### YOUR GOAL
Could you return every line of the material that contains the word "marker"?

Content starts

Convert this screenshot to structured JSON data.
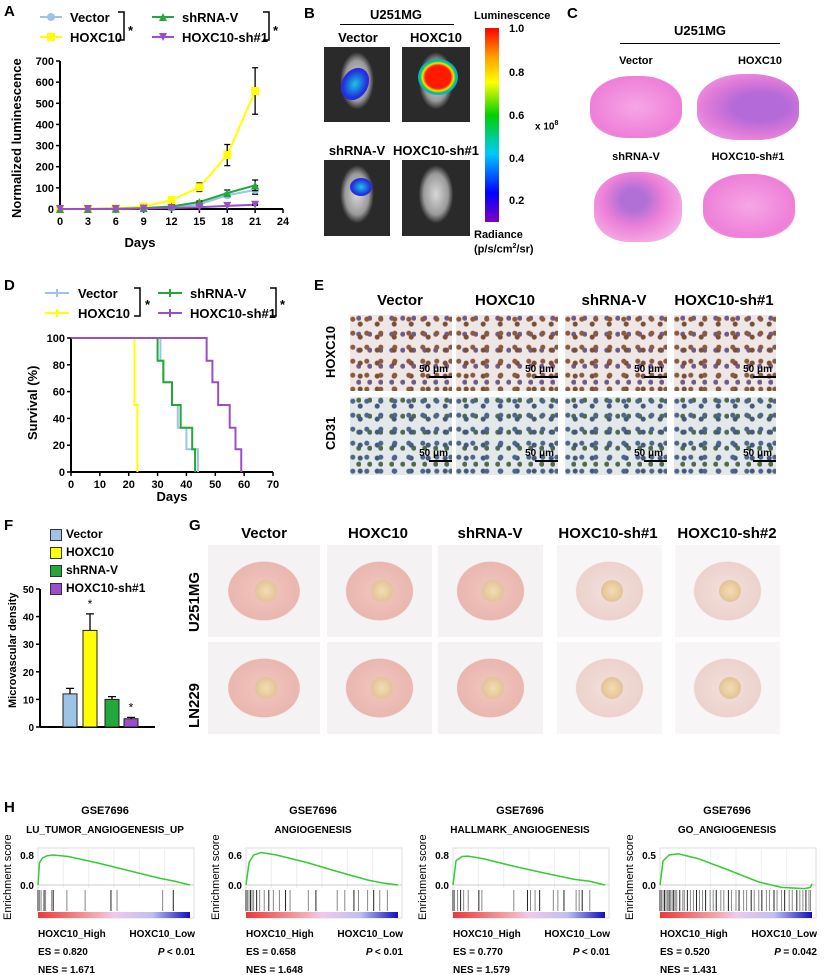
{
  "panels": {
    "A": "A",
    "B": "B",
    "C": "C",
    "D": "D",
    "E": "E",
    "F": "F",
    "G": "G",
    "H": "H"
  },
  "colors": {
    "Vector": "#9dc3e6",
    "HOXC10": "#ffff00",
    "shRNA-V": "#22a83a",
    "HOXC10-sh#1": "#9b4dca"
  },
  "groups": [
    "Vector",
    "HOXC10",
    "shRNA-V",
    "HOXC10-sh#1"
  ],
  "significance": "*",
  "panel_b": {
    "cell_line": "U251MG",
    "labels": [
      "Vector",
      "HOXC10",
      "shRNA-V",
      "HOXC10-sh#1"
    ],
    "colorbar_title": "Luminescence",
    "colorbar_ticks": [
      "1.0",
      "0.8",
      "0.6",
      "0.4",
      "0.2"
    ],
    "colorbar_multiplier": "x 10",
    "colorbar_exponent": "8",
    "radiance_label": "Radiance",
    "radiance_unit_a": "(p/s/cm",
    "radiance_unit_b": "2",
    "radiance_unit_c": "/sr)"
  },
  "panel_c": {
    "cell_line": "U251MG",
    "labels": [
      "Vector",
      "HOXC10",
      "shRNA-V",
      "HOXC10-sh#1"
    ]
  },
  "panel_e": {
    "columns": [
      "Vector",
      "HOXC10",
      "shRNA-V",
      "HOXC10-sh#1"
    ],
    "rows": [
      "HOXC10",
      "CD31"
    ],
    "scale_bar": "50 μm"
  },
  "panel_g": {
    "columns": [
      "Vector",
      "HOXC10",
      "shRNA-V",
      "HOXC10-sh#1",
      "HOXC10-sh#2"
    ],
    "rows": [
      "U251MG",
      "LN229"
    ]
  },
  "chart_data": [
    {
      "panel": "A",
      "type": "line",
      "xlabel": "Days",
      "ylabel": "Normalized luminescence",
      "xlim": [
        0,
        24
      ],
      "ylim": [
        0,
        700
      ],
      "xticks": [
        0,
        3,
        6,
        9,
        12,
        15,
        18,
        21,
        24
      ],
      "yticks": [
        0,
        100,
        200,
        300,
        400,
        500,
        600,
        700
      ],
      "x": [
        0,
        3,
        6,
        9,
        12,
        15,
        18,
        21
      ],
      "series": [
        {
          "name": "Vector",
          "marker": "circle",
          "values": [
            0,
            0,
            1,
            3,
            8,
            22,
            65,
            90
          ],
          "errors": [
            0,
            0,
            0,
            1,
            2,
            5,
            10,
            20
          ]
        },
        {
          "name": "HOXC10",
          "marker": "square",
          "values": [
            0,
            1,
            3,
            12,
            42,
            103,
            255,
            558
          ],
          "errors": [
            0,
            0,
            1,
            3,
            6,
            20,
            50,
            110
          ]
        },
        {
          "name": "shRNA-V",
          "marker": "triangle",
          "values": [
            0,
            0,
            1,
            4,
            12,
            33,
            75,
            112
          ],
          "errors": [
            0,
            0,
            0,
            1,
            2,
            5,
            15,
            25
          ]
        },
        {
          "name": "HOXC10-sh#1",
          "marker": "inverted-triangle",
          "values": [
            0,
            0,
            0,
            2,
            5,
            8,
            15,
            20
          ],
          "errors": [
            0,
            0,
            0,
            0,
            1,
            1,
            2,
            3
          ]
        }
      ],
      "legend": "top"
    },
    {
      "panel": "D",
      "type": "line",
      "step": true,
      "xlabel": "Days",
      "ylabel": "Survival (%)",
      "xlim": [
        0,
        70
      ],
      "ylim": [
        0,
        100
      ],
      "xticks": [
        0,
        10,
        20,
        30,
        40,
        50,
        60,
        70
      ],
      "yticks": [
        0,
        20,
        40,
        60,
        80,
        100
      ],
      "series": [
        {
          "name": "Vector",
          "points": [
            [
              0,
              100
            ],
            [
              31,
              100
            ],
            [
              31,
              83
            ],
            [
              32,
              83
            ],
            [
              32,
              67
            ],
            [
              35,
              67
            ],
            [
              35,
              50
            ],
            [
              37,
              50
            ],
            [
              37,
              33
            ],
            [
              40,
              33
            ],
            [
              40,
              17
            ],
            [
              44,
              17
            ],
            [
              44,
              0
            ]
          ]
        },
        {
          "name": "HOXC10",
          "points": [
            [
              0,
              100
            ],
            [
              22,
              100
            ],
            [
              22,
              50
            ],
            [
              23,
              50
            ],
            [
              23,
              0
            ]
          ]
        },
        {
          "name": "shRNA-V",
          "points": [
            [
              0,
              100
            ],
            [
              30,
              100
            ],
            [
              30,
              83
            ],
            [
              32,
              83
            ],
            [
              32,
              67
            ],
            [
              35,
              67
            ],
            [
              35,
              50
            ],
            [
              38,
              50
            ],
            [
              38,
              33
            ],
            [
              42,
              33
            ],
            [
              42,
              17
            ],
            [
              43,
              17
            ],
            [
              43,
              0
            ]
          ]
        },
        {
          "name": "HOXC10-sh#1",
          "points": [
            [
              0,
              100
            ],
            [
              47,
              100
            ],
            [
              47,
              83
            ],
            [
              49,
              83
            ],
            [
              49,
              67
            ],
            [
              51,
              67
            ],
            [
              51,
              50
            ],
            [
              55,
              50
            ],
            [
              55,
              33
            ],
            [
              57,
              33
            ],
            [
              57,
              17
            ],
            [
              59,
              17
            ],
            [
              59,
              0
            ]
          ]
        }
      ],
      "legend": "top"
    },
    {
      "panel": "F",
      "type": "bar",
      "ylabel": "Microvascular density",
      "ylim": [
        0,
        50
      ],
      "yticks": [
        0,
        10,
        20,
        30,
        40,
        50
      ],
      "categories": [
        "Vector",
        "HOXC10",
        "shRNA-V",
        "HOXC10-sh#1"
      ],
      "values": [
        12,
        35,
        10,
        3
      ],
      "errors": [
        2,
        6,
        1,
        0.5
      ],
      "annotations": [
        "",
        "*",
        "",
        "*"
      ],
      "legend": "top-left"
    },
    {
      "panel": "H",
      "type": "line",
      "plots": [
        {
          "dataset": "GSE7696",
          "gene_set": "LU_TUMOR_ANGIOGENESIS_UP",
          "ylabel": "Enrichment score",
          "yticks": [
            "0.8",
            "0.0"
          ],
          "ytop": 0.8,
          "curve": [
            [
              0,
              0
            ],
            [
              0.01,
              0.6
            ],
            [
              0.03,
              0.72
            ],
            [
              0.06,
              0.78
            ],
            [
              0.1,
              0.8
            ],
            [
              0.2,
              0.76
            ],
            [
              0.4,
              0.58
            ],
            [
              0.6,
              0.38
            ],
            [
              0.8,
              0.18
            ],
            [
              0.9,
              0.1
            ],
            [
              1,
              0
            ]
          ],
          "hits": [
            0.0,
            0.01,
            0.02,
            0.04,
            0.05,
            0.09,
            0.1,
            0.19,
            0.31,
            0.48,
            0.52,
            0.82,
            0.89
          ],
          "left_label": "HOXC10_High",
          "right_label": "HOXC10_Low",
          "es": "ES = 0.820",
          "p": "< 0.01",
          "nes": "NES = 1.671"
        },
        {
          "dataset": "GSE7696",
          "gene_set": "ANGIOGENESIS",
          "ylabel": "Enrichment score",
          "yticks": [
            "0.6",
            "0.0"
          ],
          "ytop": 0.6,
          "curve": [
            [
              0,
              0
            ],
            [
              0.02,
              0.45
            ],
            [
              0.05,
              0.6
            ],
            [
              0.1,
              0.65
            ],
            [
              0.2,
              0.6
            ],
            [
              0.4,
              0.45
            ],
            [
              0.6,
              0.27
            ],
            [
              0.8,
              0.1
            ],
            [
              0.9,
              0.04
            ],
            [
              1,
              0
            ]
          ],
          "hits": [
            0.0,
            0.01,
            0.02,
            0.03,
            0.04,
            0.05,
            0.07,
            0.09,
            0.12,
            0.15,
            0.18,
            0.22,
            0.26,
            0.29,
            0.41,
            0.46,
            0.6,
            0.65,
            0.71,
            0.74,
            0.8,
            0.84,
            0.88,
            0.93
          ],
          "left_label": "HOXC10_High",
          "right_label": "HOXC10_Low",
          "es": "ES = 0.658",
          "p": "< 0.01",
          "nes": "NES = 1.648"
        },
        {
          "dataset": "GSE7696",
          "gene_set": "HALLMARK_ANGIOGENESIS",
          "ylabel": "Enrichment score",
          "yticks": [
            "0.8",
            "0.0"
          ],
          "ytop": 0.8,
          "curve": [
            [
              0,
              0
            ],
            [
              0.02,
              0.65
            ],
            [
              0.06,
              0.76
            ],
            [
              0.1,
              0.77
            ],
            [
              0.2,
              0.7
            ],
            [
              0.4,
              0.5
            ],
            [
              0.6,
              0.32
            ],
            [
              0.8,
              0.15
            ],
            [
              0.9,
              0.1
            ],
            [
              1,
              0
            ]
          ],
          "hits": [
            0.0,
            0.01,
            0.03,
            0.05,
            0.07,
            0.1,
            0.17,
            0.19,
            0.4,
            0.49,
            0.51,
            0.54,
            0.57,
            0.66,
            0.69,
            0.73,
            0.81,
            0.83,
            0.85,
            0.9
          ],
          "left_label": "HOXC10_High",
          "right_label": "HOXC10_Low",
          "es": "ES = 0.770",
          "p": "< 0.01",
          "nes": "NES = 1.579"
        },
        {
          "dataset": "GSE7696",
          "gene_set": "GO_ANGIOGENESIS",
          "ylabel": "Enrichment score",
          "yticks": [
            "0.5",
            "0.0"
          ],
          "ytop": 0.5,
          "curve": [
            [
              0,
              0
            ],
            [
              0.02,
              0.4
            ],
            [
              0.06,
              0.5
            ],
            [
              0.12,
              0.52
            ],
            [
              0.25,
              0.44
            ],
            [
              0.45,
              0.25
            ],
            [
              0.65,
              0.05
            ],
            [
              0.8,
              -0.04
            ],
            [
              0.95,
              -0.06
            ],
            [
              0.99,
              -0.04
            ],
            [
              1,
              0.02
            ]
          ],
          "hits": [
            0.0,
            0.01,
            0.02,
            0.03,
            0.04,
            0.05,
            0.06,
            0.07,
            0.08,
            0.09,
            0.1,
            0.11,
            0.13,
            0.15,
            0.16,
            0.18,
            0.2,
            0.22,
            0.24,
            0.26,
            0.28,
            0.3,
            0.33,
            0.35,
            0.37,
            0.4,
            0.42,
            0.45,
            0.47,
            0.5,
            0.52,
            0.55,
            0.57,
            0.6,
            0.62,
            0.65,
            0.67,
            0.7,
            0.72,
            0.75,
            0.77,
            0.8,
            0.82,
            0.85,
            0.87,
            0.9,
            0.92,
            0.94,
            0.96,
            0.98,
            0.99
          ],
          "left_label": "HOXC10_High",
          "right_label": "HOXC10_Low",
          "es": "ES = 0.520",
          "p": "= 0.042",
          "nes": "NES = 1.431"
        }
      ]
    }
  ]
}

Content ends

### TASK RESULT
          "marker": "circle",
          "marker": "square",
          "marker": "triangle",
          "marker": "inverted-triangle",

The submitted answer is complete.